[Listed entries start]

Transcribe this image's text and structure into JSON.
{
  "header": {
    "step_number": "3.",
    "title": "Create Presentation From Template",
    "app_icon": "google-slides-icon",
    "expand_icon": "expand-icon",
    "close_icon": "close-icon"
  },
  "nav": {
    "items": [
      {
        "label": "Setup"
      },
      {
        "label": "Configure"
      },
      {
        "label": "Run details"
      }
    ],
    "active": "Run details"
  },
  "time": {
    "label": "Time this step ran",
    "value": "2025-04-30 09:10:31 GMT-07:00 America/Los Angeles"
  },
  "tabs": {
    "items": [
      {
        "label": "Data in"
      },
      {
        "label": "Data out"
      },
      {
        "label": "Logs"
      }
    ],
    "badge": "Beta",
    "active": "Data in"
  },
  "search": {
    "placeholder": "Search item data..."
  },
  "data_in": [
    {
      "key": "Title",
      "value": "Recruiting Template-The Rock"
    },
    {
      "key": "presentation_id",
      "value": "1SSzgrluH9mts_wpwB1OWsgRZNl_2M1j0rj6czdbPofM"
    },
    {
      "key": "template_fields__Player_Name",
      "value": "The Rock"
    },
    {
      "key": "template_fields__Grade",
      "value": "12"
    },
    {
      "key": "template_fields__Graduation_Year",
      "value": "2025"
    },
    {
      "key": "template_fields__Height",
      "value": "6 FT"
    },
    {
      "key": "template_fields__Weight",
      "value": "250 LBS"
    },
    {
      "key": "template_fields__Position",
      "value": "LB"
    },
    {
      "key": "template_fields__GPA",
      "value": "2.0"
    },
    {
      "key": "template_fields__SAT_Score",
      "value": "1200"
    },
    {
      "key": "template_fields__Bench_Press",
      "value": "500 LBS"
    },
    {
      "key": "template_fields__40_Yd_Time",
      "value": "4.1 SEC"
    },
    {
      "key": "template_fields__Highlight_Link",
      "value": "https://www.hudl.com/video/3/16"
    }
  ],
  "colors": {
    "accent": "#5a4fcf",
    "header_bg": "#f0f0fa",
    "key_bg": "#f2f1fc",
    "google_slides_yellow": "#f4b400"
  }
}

[Listed entries end]

* **Prompt**
Filter the records above for lines containing the word "icon", and copy those lines.

* **Answer for the task**
    "app_icon": "google-slides-icon",
    "expand_icon": "expand-icon",
    "close_icon": "close-icon"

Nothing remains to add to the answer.